--- Start of Data listing ---
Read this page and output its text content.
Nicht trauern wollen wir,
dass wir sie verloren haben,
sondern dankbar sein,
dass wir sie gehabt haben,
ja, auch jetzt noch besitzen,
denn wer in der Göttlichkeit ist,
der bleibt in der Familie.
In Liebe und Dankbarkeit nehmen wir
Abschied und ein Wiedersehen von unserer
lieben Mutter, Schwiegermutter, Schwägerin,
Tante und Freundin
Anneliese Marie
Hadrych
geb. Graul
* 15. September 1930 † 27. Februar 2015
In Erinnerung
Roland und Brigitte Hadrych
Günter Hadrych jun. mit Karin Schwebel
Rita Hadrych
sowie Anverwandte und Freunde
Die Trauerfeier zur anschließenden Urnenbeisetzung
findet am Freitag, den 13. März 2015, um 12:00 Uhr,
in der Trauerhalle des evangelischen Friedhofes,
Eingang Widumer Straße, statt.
--- End of Data listing ---
### Set exercise
Retype the listing above in full, with no alterations.

### The response
Read this page and output its text content.
Nicht trauern wollen wir,
dass wir sie verloren haben,
sondern dankbar sein,
dass wir sie gehabt haben,
ja, auch jetzt noch besitzen,
denn wer in der Göttlichkeit ist,
der bleibt in der Familie.
In Liebe und Dankbarkeit nehmen wir
Abschied und ein Wiedersehen von unserer
lieben Mutter, Schwiegermutter, Schwägerin,
Tante und Freundin
Anneliese Marie
Hadrych
geb. Graul
* 15. September 1930 † 27. Februar 2015
In Erinnerung
Roland und Brigitte Hadrych
Günter Hadrych jun. mit Karin Schwebel
Rita Hadrych
sowie Anverwandte und Freunde
Die Trauerfeier zur anschließenden Urnenbeisetzung
findet am Freitag, den 13. März 2015, um 12:00 Uhr,
in der Trauerhalle des evangelischen Friedhofes,
Eingang Widumer Straße, statt.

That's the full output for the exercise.